◆ **Description of the task**
Pictures in the records should not be copied, but every other part must be repeated exactly.

Records from a dataset

[start]

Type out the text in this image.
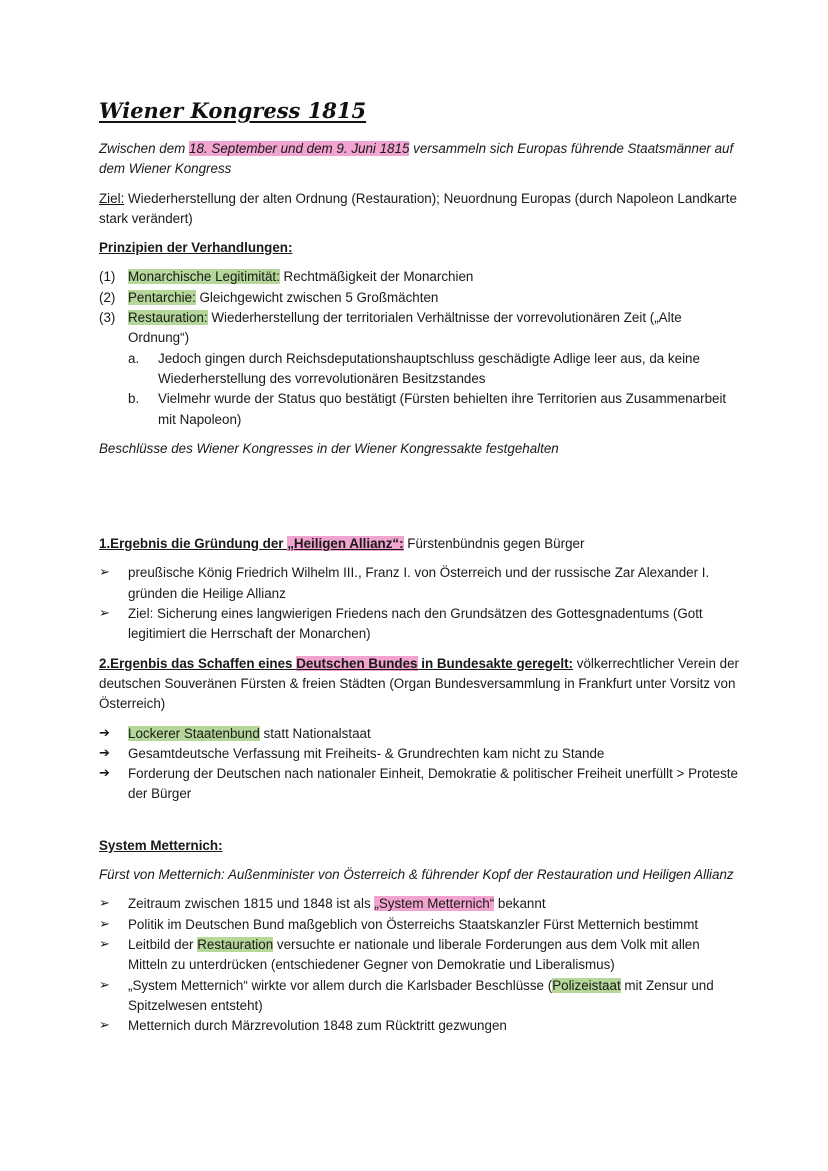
Wiener Kongress 1815

Zwischen dem 18. September und dem 9. Juni 1815 versammeln sich Europas führende Staatsmänner auf dem Wiener Kongress

Ziel: Wiederherstellung der alten Ordnung (Restauration); Neuordnung Europas (durch Napoleon Landkarte stark verändert)

Prinzipien der Verhandlungen:

(1) Monarchische Legitimität: Rechtmäßigkeit der Monarchien
(2) Pentarchie: Gleichgewicht zwischen 5 Großmächten
(3) Restauration: Wiederherstellung der territorialen Verhältnisse der vorrevolutionären Zeit („Alte Ordnung“)
a.	Jedoch gingen durch Reichsdeputationshauptschluss geschädigte Adlige leer aus, da keine Wiederherstellung des vorrevolutionären Besitzstandes
b.	Vielmehr wurde der Status quo bestätigt (Fürsten behielten ihre Territorien aus Zusammenarbeit mit Napoleon)

Beschlüsse des Wiener Kongresses in der Wiener Kongressakte festgehalten

1.Ergebnis die Gründung der „Heiligen Allianz“: Fürstenbündnis gegen Bürger

➢	preußische König Friedrich Wilhelm III., Franz I. von Österreich und der russische Zar Alexander I. gründen die Heilige Allianz
➢	Ziel: Sicherung eines langwierigen Friedens nach den Grundsätzen des Gottesgnadentums (Gott legitimiert die Herrschaft der Monarchen)

2.Ergenbis das Schaffen eines Deutschen Bundes in Bundesakte geregelt: völkerrechtlicher Verein der deutschen Souveränen Fürsten & freien Städten (Organ Bundesversammlung in Frankfurt unter Vorsitz von Österreich)

➔	Lockerer Staatenbund statt Nationalstaat
➔	Gesamtdeutsche Verfassung mit Freiheits- & Grundrechten kam nicht zu Stande
➔	Forderung der Deutschen nach nationaler Einheit, Demokratie & politischer Freiheit unerfüllt > Proteste der Bürger

System Metternich:

Fürst von Metternich: Außenminister von Österreich & führender Kopf der Restauration und Heiligen Allianz

➢	Zeitraum zwischen 1815 und 1848 ist als „System Metternich“ bekannt
➢	Politik im Deutschen Bund maßgeblich von Österreichs Staatskanzler Fürst Metternich bestimmt
➢	Leitbild der Restauration versuchte er nationale und liberale Forderungen aus dem Volk mit allen Mitteln zu unterdrücken (entschiedener Gegner von Demokratie und Liberalismus)
➢	„System Metternich“ wirkte vor allem durch die Karlsbader Beschlüsse (Polizeistaat mit Zensur und Spitzelwesen entsteht)
➢	Metternich durch Märzrevolution 1848 zum Rücktritt gezwungen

[end]

◆ **Written solution**
Type out the text in this image.
Wiener Kongress 1815

Zwischen dem 18. September und dem 9. Juni 1815 versammeln sich Europas führende Staatsmänner auf dem Wiener Kongress

Ziel: Wiederherstellung der alten Ordnung (Restauration); Neuordnung Europas (durch Napoleon Landkarte stark verändert)

Prinzipien der Verhandlungen:

(1) Monarchische Legitimität: Rechtmäßigkeit der Monarchien
(2) Pentarchie: Gleichgewicht zwischen 5 Großmächten
(3) Restauration: Wiederherstellung der territorialen Verhältnisse der vorrevolutionären Zeit („Alte Ordnung“)
a.	Jedoch gingen durch Reichsdeputationshauptschluss geschädigte Adlige leer aus, da keine Wiederherstellung des vorrevolutionären Besitzstandes
b.	Vielmehr wurde der Status quo bestätigt (Fürsten behielten ihre Territorien aus Zusammenarbeit mit Napoleon)

Beschlüsse des Wiener Kongresses in der Wiener Kongressakte festgehalten

1.Ergebnis die Gründung der „Heiligen Allianz“: Fürstenbündnis gegen Bürger

➢	preußische König Friedrich Wilhelm III., Franz I. von Österreich und der russische Zar Alexander I. gründen die Heilige Allianz
➢	Ziel: Sicherung eines langwierigen Friedens nach den Grundsätzen des Gottesgnadentums (Gott legitimiert die Herrschaft der Monarchen)

2.Ergenbis das Schaffen eines Deutschen Bundes in Bundesakte geregelt: völkerrechtlicher Verein der deutschen Souveränen Fürsten & freien Städten (Organ Bundesversammlung in Frankfurt unter Vorsitz von Österreich)

➔	Lockerer Staatenbund statt Nationalstaat
➔	Gesamtdeutsche Verfassung mit Freiheits- & Grundrechten kam nicht zu Stande
➔	Forderung der Deutschen nach nationaler Einheit, Demokratie & politischer Freiheit unerfüllt > Proteste der Bürger

System Metternich:

Fürst von Metternich: Außenminister von Österreich & führender Kopf der Restauration und Heiligen Allianz

➢	Zeitraum zwischen 1815 und 1848 ist als „System Metternich“ bekannt
➢	Politik im Deutschen Bund maßgeblich von Österreichs Staatskanzler Fürst Metternich bestimmt
➢	Leitbild der Restauration versuchte er nationale und liberale Forderungen aus dem Volk mit allen Mitteln zu unterdrücken (entschiedener Gegner von Demokratie und Liberalismus)
➢	„System Metternich“ wirkte vor allem durch die Karlsbader Beschlüsse (Polizeistaat mit Zensur und Spitzelwesen entsteht)
➢	Metternich durch Märzrevolution 1848 zum Rücktritt gezwungen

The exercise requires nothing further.